-- START Exercise material --

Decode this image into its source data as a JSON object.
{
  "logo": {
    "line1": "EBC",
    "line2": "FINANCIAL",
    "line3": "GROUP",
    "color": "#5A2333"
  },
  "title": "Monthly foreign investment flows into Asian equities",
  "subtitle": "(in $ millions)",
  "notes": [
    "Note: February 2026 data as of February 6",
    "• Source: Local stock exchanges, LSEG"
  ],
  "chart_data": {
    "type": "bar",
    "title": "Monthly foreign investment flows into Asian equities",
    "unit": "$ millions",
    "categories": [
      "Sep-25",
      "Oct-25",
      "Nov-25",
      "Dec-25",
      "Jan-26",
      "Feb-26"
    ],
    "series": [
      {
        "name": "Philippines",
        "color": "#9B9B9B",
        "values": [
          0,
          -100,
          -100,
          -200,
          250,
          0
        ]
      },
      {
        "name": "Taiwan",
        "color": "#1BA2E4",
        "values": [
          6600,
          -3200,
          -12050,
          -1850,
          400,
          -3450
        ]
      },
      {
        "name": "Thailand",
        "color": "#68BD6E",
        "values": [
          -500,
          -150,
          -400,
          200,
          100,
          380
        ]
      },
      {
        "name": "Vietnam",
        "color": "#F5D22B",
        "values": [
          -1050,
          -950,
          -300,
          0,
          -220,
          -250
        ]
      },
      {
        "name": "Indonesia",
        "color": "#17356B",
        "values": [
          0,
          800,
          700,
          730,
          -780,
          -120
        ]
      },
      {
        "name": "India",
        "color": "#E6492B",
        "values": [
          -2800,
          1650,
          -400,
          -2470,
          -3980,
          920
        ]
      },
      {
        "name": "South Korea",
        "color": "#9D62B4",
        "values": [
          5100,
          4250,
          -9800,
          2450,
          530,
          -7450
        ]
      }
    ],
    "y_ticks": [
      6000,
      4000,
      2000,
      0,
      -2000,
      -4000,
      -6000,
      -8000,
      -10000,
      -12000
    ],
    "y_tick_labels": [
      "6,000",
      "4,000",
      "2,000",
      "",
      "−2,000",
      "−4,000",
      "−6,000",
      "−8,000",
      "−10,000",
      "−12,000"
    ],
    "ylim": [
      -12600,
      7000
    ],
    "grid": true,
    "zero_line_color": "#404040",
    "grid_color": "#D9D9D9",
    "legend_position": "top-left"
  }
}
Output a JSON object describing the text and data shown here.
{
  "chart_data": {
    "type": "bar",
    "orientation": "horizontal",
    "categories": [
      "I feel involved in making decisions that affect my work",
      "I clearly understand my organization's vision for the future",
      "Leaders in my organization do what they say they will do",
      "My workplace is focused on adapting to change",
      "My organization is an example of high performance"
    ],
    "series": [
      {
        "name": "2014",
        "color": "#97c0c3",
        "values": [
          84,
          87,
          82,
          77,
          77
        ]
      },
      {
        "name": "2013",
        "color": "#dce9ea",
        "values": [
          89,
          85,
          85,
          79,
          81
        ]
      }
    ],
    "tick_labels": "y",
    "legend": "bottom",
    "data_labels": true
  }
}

-- END Exercise material --

## Task details
Quote each line of the data above exactly as written.

## Reply
Decode this image into its source data as a JSON object.
{
  "logo": {
    "line1": "EBC",
    "line2": "FINANCIAL",
    "line3": "GROUP",
    "color": "#5A2333"
  },
  "title": "Monthly foreign investment flows into Asian equities",
  "subtitle": "(in $ millions)",
  "notes": [
    "Note: February 2026 data as of February 6",
    "• Source: Local stock exchanges, LSEG"
  ],
  "chart_data": {
    "type": "bar",
    "title": "Monthly foreign investment flows into Asian equities",
    "unit": "$ millions",
    "categories": [
      "Sep-25",
      "Oct-25",
      "Nov-25",
      "Dec-25",
      "Jan-26",
      "Feb-26"
    ],
    "series": [
      {
        "name": "Philippines",
        "color": "#9B9B9B",
        "values": [
          0,
          -100,
          -100,
          -200,
          250,
          0
        ]
      },
      {
        "name": "Taiwan",
        "color": "#1BA2E4",
        "values": [
          6600,
          -3200,
          -12050,
          -1850,
          400,
          -3450
        ]
      },
      {
        "name": "Thailand",
        "color": "#68BD6E",
        "values": [
          -500,
          -150,
          -400,
          200,
          100,
          380
        ]
      },
      {
        "name": "Vietnam",
        "color": "#F5D22B",
        "values": [
          -1050,
          -950,
          -300,
          0,
          -220,
          -250
        ]
      },
      {
        "name": "Indonesia",
        "color": "#17356B",
        "values": [
          0,
          800,
          700,
          730,
          -780,
          -120
        ]
      },
      {
        "name": "India",
        "color": "#E6492B",
        "values": [
          -2800,
          1650,
          -400,
          -2470,
          -3980,
          920
        ]
      },
      {
        "name": "South Korea",
        "color": "#9D62B4",
        "values": [
          5100,
          4250,
          -9800,
          2450,
          530,
          -7450
        ]
      }
    ],
    "y_ticks": [
      6000,
      4000,
      2000,
      0,
      -2000,
      -4000,
      -6000,
      -8000,
      -10000,
      -12000
    ],
    "y_tick_labels": [
      "6,000",
      "4,000",
      "2,000",
      "",
      "−2,000",
      "−4,000",
      "−6,000",
      "−8,000",
      "−10,000",
      "−12,000"
    ],
    "ylim": [
      -12600,
      7000
    ],
    "grid": true,
    "zero_line_color": "#404040",
    "grid_color": "#D9D9D9",
    "legend_position": "top-left"
  }
}
Output a JSON object describing the text and data shown here.
{
  "chart_data": {
    "type": "bar",
    "orientation": "horizontal",
    "categories": [
      "I feel involved in making decisions that affect my work",
      "I clearly understand my organization's vision for the future",
      "Leaders in my organization do what they say they will do",
      "My workplace is focused on adapting to change",
      "My organization is an example of high performance"
    ],
    "series": [
      {
        "name": "2014",
        "color": "#97c0c3",
        "values": [
          84,
          87,
          82,
          77,
          77
        ]
      },
      {
        "name": "2013",
        "color": "#dce9ea",
        "values": [
          89,
          85,
          85,
          79,
          81
        ]
      }
    ],
    "tick_labels": "y",
    "legend": "bottom",
    "data_labels": true
  }
}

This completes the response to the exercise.